* TASK STATEMENT
Reproduce the records verbatim, starting at the first line and going on through the line that contains "close-window-icon[interactable]: ✕ (1224, 7, 1246, 20)", with that line included.

* PROVIDED INFORMATION
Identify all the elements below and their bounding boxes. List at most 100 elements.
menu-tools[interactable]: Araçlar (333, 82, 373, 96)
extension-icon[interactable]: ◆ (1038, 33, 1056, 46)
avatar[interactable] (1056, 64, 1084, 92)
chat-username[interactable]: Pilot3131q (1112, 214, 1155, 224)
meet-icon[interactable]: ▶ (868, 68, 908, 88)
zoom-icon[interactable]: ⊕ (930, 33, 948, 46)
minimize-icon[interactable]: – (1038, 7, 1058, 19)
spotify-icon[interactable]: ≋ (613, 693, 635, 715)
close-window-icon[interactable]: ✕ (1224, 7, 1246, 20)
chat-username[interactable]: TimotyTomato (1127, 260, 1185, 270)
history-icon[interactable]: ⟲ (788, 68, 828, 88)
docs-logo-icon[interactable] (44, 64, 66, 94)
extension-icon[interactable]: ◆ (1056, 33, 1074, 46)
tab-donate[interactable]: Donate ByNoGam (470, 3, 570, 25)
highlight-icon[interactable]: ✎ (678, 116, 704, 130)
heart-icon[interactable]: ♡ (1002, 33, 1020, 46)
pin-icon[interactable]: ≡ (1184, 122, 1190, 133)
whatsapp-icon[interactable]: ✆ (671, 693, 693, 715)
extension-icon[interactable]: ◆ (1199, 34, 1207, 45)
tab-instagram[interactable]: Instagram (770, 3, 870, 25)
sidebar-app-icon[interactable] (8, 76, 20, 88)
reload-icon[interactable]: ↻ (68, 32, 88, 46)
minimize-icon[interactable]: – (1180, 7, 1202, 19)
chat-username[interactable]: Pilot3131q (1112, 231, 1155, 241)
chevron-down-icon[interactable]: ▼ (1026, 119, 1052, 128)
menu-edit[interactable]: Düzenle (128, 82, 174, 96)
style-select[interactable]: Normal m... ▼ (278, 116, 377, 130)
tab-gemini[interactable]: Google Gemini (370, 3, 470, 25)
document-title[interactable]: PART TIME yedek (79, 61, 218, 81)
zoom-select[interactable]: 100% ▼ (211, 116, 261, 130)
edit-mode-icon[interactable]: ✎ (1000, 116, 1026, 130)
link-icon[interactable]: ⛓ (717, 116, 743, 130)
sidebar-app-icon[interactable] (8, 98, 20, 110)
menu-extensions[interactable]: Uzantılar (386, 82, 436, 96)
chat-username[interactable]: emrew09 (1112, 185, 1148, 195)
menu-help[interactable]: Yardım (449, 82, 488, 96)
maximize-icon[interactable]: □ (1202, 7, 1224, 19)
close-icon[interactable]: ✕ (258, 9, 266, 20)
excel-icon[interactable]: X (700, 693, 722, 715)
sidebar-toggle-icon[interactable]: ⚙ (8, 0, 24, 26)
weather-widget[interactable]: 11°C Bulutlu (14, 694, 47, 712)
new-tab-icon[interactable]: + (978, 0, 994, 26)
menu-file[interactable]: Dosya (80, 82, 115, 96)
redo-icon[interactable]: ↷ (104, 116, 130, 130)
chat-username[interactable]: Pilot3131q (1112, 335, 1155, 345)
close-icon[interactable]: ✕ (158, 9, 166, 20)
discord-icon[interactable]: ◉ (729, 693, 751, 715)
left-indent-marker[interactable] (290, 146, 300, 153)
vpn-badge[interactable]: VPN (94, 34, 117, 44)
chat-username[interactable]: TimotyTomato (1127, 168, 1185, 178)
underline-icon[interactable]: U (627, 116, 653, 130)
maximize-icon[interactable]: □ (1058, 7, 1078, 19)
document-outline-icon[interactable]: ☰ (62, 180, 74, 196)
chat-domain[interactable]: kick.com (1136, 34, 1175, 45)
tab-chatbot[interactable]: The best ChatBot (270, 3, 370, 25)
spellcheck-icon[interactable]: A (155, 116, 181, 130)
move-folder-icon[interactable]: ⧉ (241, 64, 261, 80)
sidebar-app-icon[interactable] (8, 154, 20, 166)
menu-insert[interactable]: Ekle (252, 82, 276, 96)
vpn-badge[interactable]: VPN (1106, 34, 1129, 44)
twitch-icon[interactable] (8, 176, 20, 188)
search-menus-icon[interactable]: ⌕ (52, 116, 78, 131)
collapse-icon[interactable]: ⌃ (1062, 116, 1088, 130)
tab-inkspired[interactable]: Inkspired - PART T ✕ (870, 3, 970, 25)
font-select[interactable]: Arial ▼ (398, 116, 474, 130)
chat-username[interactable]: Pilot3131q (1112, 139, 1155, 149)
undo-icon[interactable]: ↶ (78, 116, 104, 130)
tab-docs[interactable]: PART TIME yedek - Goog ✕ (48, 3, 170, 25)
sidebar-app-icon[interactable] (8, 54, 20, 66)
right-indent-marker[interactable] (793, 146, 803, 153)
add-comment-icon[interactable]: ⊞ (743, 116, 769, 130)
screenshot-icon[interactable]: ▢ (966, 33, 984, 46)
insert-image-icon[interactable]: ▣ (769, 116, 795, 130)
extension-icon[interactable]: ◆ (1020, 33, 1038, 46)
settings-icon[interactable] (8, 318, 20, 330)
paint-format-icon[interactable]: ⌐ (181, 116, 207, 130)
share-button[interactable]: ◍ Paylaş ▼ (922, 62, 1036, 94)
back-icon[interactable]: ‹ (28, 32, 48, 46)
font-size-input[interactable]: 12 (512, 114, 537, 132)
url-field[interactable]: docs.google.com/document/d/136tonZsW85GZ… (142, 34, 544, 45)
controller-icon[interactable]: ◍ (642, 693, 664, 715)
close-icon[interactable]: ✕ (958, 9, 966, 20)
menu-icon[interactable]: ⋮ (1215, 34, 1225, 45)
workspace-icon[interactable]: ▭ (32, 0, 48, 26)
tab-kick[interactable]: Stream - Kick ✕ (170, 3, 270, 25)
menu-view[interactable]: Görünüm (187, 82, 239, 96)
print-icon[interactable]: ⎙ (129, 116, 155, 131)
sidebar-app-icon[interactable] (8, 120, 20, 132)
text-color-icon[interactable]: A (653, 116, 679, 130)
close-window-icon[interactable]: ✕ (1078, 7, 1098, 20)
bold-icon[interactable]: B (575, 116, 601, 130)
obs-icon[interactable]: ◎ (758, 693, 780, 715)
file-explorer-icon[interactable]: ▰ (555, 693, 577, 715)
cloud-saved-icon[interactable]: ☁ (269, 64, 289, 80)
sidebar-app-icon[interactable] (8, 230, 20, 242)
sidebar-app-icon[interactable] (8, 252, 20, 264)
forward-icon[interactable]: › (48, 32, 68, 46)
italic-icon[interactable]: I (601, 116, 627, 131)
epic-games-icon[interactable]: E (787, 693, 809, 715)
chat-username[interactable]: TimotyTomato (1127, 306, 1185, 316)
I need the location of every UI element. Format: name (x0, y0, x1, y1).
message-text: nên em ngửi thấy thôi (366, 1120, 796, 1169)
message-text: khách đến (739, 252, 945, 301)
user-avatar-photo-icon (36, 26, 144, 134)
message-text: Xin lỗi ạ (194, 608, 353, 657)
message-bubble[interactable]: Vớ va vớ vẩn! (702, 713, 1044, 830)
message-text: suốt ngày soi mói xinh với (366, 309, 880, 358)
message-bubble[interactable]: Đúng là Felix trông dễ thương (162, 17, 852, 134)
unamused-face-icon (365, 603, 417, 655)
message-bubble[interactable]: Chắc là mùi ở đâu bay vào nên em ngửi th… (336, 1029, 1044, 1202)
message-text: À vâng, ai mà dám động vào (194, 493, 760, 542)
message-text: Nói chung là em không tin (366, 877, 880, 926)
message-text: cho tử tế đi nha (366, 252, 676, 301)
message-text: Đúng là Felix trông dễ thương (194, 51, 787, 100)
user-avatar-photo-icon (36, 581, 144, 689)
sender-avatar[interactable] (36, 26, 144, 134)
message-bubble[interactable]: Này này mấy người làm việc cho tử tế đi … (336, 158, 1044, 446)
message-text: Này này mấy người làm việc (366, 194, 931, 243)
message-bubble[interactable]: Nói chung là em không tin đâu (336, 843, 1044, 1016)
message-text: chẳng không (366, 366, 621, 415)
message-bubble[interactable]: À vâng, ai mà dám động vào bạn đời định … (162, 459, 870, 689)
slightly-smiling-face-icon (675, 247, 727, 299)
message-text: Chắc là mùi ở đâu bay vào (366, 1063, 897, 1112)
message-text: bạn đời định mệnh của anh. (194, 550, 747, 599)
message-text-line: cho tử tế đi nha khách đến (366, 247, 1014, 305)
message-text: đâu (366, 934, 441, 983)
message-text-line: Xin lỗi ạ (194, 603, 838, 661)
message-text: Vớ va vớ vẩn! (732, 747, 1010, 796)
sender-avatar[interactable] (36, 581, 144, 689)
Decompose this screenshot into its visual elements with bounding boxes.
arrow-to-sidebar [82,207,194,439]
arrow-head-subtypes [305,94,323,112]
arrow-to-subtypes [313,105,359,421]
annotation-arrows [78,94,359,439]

* OUTPUT BELOW
Identify all the elements below and their bounding boxes. List at most 100 elements.
menu-tools[interactable]: Araçlar (333, 82, 373, 96)
extension-icon[interactable]: ◆ (1038, 33, 1056, 46)
avatar[interactable] (1056, 64, 1084, 92)
chat-username[interactable]: Pilot3131q (1112, 214, 1155, 224)
meet-icon[interactable]: ▶ (868, 68, 908, 88)
zoom-icon[interactable]: ⊕ (930, 33, 948, 46)
minimize-icon[interactable]: – (1038, 7, 1058, 19)
spotify-icon[interactable]: ≋ (613, 693, 635, 715)
close-window-icon[interactable]: ✕ (1224, 7, 1246, 20)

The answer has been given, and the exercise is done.